What needs to be done: For the word "Fractional", count the lines below that contain it. Give the number alone.

Given data:
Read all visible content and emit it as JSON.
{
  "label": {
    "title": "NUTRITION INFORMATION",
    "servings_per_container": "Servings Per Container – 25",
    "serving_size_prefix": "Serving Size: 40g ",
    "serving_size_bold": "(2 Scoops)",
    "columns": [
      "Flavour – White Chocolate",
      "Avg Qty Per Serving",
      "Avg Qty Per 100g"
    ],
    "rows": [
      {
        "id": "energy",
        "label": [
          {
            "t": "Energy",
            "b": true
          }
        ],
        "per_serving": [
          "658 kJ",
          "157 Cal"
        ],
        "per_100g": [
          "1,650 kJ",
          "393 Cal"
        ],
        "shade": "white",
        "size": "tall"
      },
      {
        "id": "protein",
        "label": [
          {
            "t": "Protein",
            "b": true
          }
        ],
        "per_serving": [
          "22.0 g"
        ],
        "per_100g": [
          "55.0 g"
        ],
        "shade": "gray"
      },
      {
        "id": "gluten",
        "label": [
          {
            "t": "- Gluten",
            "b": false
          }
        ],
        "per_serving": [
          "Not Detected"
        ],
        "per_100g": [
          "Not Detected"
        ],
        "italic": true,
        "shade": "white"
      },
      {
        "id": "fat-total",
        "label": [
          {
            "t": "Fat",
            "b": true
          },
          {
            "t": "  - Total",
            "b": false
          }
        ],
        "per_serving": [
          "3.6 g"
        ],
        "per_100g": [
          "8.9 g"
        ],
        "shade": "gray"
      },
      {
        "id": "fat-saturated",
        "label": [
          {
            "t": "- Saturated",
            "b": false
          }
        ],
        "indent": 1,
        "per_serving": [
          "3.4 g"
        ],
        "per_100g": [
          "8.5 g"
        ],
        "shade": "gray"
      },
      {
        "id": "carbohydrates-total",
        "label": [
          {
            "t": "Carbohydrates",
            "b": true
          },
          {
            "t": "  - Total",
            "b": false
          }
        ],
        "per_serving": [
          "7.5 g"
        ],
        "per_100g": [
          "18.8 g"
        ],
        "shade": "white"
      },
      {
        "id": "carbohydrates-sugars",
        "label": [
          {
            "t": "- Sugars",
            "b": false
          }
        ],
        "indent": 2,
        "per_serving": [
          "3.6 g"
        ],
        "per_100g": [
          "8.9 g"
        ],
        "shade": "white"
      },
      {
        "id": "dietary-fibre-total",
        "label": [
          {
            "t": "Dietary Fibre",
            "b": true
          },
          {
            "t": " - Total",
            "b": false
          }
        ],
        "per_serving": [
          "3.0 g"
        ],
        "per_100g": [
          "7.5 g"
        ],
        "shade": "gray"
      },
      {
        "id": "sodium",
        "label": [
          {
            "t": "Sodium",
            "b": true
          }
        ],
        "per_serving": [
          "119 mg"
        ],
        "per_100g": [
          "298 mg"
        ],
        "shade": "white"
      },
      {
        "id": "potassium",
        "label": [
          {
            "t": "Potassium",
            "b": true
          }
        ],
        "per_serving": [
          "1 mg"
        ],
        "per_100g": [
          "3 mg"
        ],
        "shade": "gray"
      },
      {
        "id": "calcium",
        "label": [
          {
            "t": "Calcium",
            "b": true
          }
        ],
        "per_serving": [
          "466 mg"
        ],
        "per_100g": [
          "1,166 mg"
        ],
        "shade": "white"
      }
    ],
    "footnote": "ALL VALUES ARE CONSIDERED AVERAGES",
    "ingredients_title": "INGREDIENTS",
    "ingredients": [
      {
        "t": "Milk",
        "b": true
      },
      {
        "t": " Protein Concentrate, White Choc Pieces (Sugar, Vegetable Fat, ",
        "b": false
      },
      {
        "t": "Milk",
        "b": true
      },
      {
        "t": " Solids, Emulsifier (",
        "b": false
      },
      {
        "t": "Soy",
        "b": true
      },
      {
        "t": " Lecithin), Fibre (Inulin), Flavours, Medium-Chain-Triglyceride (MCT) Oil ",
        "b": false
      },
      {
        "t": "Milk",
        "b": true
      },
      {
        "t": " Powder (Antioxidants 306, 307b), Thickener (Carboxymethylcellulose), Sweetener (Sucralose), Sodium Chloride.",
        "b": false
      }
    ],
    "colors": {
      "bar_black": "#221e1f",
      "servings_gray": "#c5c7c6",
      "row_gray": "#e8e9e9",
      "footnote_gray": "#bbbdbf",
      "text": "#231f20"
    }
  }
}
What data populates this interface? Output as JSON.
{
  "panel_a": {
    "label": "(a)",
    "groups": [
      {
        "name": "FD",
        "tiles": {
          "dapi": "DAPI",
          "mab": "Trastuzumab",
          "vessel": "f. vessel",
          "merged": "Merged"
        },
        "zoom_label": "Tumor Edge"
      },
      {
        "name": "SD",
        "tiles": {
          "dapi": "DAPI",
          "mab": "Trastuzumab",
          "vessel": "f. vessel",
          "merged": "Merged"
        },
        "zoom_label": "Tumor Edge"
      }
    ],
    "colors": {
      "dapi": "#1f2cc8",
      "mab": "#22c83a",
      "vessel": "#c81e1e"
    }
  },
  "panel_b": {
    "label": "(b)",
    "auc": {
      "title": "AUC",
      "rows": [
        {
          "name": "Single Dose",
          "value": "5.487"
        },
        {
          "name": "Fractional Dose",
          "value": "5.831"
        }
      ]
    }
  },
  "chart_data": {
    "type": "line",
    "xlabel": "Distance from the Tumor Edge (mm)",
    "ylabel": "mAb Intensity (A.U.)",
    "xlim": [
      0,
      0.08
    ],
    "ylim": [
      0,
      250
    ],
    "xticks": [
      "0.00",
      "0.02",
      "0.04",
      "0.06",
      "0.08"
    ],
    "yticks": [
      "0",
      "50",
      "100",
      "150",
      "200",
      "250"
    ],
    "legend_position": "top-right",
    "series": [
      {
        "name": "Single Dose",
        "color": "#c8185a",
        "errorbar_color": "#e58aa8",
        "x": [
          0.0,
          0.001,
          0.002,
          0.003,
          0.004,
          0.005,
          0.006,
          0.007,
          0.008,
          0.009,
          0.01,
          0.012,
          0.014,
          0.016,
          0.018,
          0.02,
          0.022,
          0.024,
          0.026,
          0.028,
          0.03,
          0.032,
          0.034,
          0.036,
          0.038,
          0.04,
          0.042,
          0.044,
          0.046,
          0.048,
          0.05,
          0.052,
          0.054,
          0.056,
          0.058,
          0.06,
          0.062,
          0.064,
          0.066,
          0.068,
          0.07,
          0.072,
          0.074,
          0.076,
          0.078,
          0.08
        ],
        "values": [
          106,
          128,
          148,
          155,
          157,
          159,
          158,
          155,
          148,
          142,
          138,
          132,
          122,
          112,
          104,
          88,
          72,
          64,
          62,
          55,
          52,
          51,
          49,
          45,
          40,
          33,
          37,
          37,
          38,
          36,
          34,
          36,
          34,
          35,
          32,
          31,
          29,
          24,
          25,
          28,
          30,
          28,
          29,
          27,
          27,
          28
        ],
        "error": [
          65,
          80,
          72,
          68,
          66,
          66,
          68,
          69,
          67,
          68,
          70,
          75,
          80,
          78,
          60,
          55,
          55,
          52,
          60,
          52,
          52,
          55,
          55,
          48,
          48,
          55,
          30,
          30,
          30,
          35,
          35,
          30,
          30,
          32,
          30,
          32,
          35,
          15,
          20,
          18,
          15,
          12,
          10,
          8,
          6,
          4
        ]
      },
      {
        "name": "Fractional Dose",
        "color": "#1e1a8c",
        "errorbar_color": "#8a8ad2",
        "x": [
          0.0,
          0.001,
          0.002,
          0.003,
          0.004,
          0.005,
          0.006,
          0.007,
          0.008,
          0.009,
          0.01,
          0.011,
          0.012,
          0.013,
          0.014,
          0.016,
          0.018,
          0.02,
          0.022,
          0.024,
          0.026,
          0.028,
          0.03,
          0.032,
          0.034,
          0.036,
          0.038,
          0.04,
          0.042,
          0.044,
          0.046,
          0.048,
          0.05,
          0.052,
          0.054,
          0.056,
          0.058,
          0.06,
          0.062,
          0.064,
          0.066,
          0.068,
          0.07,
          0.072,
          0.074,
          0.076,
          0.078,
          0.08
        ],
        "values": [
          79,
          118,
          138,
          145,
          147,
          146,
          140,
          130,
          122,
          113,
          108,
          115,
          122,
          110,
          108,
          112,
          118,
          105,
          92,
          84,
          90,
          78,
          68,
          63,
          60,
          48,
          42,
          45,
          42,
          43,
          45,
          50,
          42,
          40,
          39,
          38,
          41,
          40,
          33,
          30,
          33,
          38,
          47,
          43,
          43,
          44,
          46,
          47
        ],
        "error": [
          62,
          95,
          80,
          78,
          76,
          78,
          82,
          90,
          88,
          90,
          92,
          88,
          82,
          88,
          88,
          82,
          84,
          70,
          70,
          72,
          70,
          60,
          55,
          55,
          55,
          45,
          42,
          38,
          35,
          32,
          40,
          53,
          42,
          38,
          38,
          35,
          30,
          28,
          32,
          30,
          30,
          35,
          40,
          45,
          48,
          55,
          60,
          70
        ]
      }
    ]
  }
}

Result of the exercise: 2